- [DATA FOR THIS TASK]
______

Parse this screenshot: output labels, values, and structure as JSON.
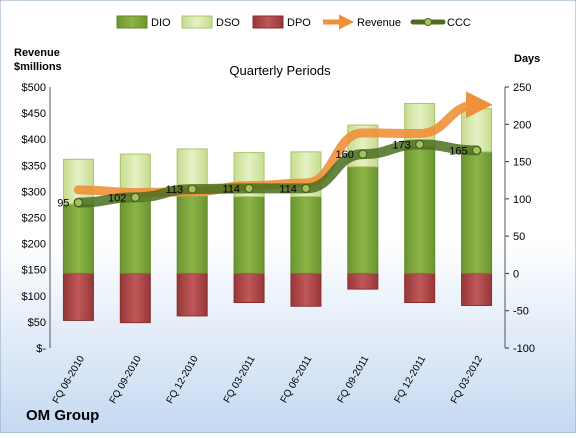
{
  "chart_data": {
    "type": "bar",
    "title": "Quarterly Periods",
    "footer_title": "OM Group",
    "left_axis_label": [
      "Revenue",
      "$millions"
    ],
    "right_axis_label": "Days",
    "categories": [
      "FQ 06-2010",
      "FQ 09-2010",
      "FQ 12-2010",
      "FQ 03-2011",
      "FQ 06-2011",
      "FQ 09-2011",
      "FQ 12-2011",
      "FQ 03-2012"
    ],
    "left_ticks": [
      "$-",
      "$50",
      "$100",
      "$150",
      "$200",
      "$250",
      "$300",
      "$350",
      "$400",
      "$450",
      "$500"
    ],
    "left_range": [
      0,
      500
    ],
    "right_ticks": [
      "-100",
      "-50",
      "0",
      "50",
      "100",
      "150",
      "200",
      "250"
    ],
    "right_range": [
      -100,
      250
    ],
    "legend": [
      "DIO",
      "DSO",
      "DPO",
      "Revenue",
      "CCC"
    ],
    "legend_placement": "top",
    "series": [
      {
        "name": "DIO",
        "axis": "right",
        "values": [
          93,
          97,
          104,
          103,
          103,
          143,
          170,
          163
        ]
      },
      {
        "name": "DSO",
        "axis": "right",
        "values": [
          60,
          63,
          63,
          59,
          60,
          56,
          58,
          58
        ]
      },
      {
        "name": "DPO",
        "axis": "right",
        "values": [
          -63,
          -66,
          -57,
          -39,
          -44,
          -21,
          -39,
          -43
        ]
      },
      {
        "name": "Revenue",
        "axis": "left",
        "values": [
          303,
          298,
          299,
          311,
          316,
          412,
          411,
          466
        ]
      },
      {
        "name": "CCC",
        "axis": "right",
        "values": [
          95,
          102,
          113,
          114,
          114,
          160,
          173,
          165
        ]
      }
    ],
    "ccc_labels": [
      "95",
      "102",
      "113",
      "114",
      "114",
      "160",
      "173",
      "165"
    ],
    "colors": {
      "DIO": "#7fa83c",
      "DIO_edge": "#5e8a22",
      "DSO": "#d8e8a8",
      "DSO_edge": "#a9c46a",
      "DPO": "#b04848",
      "DPO_edge": "#8a2e2e",
      "Revenue": "#f0903a",
      "CCC": "#4a6e1e",
      "CCC_marker": "#a8c060",
      "background_top": "#ffffff",
      "background_bottom": "#c9dcf3"
    }
  }
}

______

- [REQUIREMENTS] From the listing above, copy every line that holds the string "Revenue".

- [ANSWER IN FULL]
      "Revenue",
      "Revenue",
        "name": "Revenue",
      "Revenue": "#f0903a",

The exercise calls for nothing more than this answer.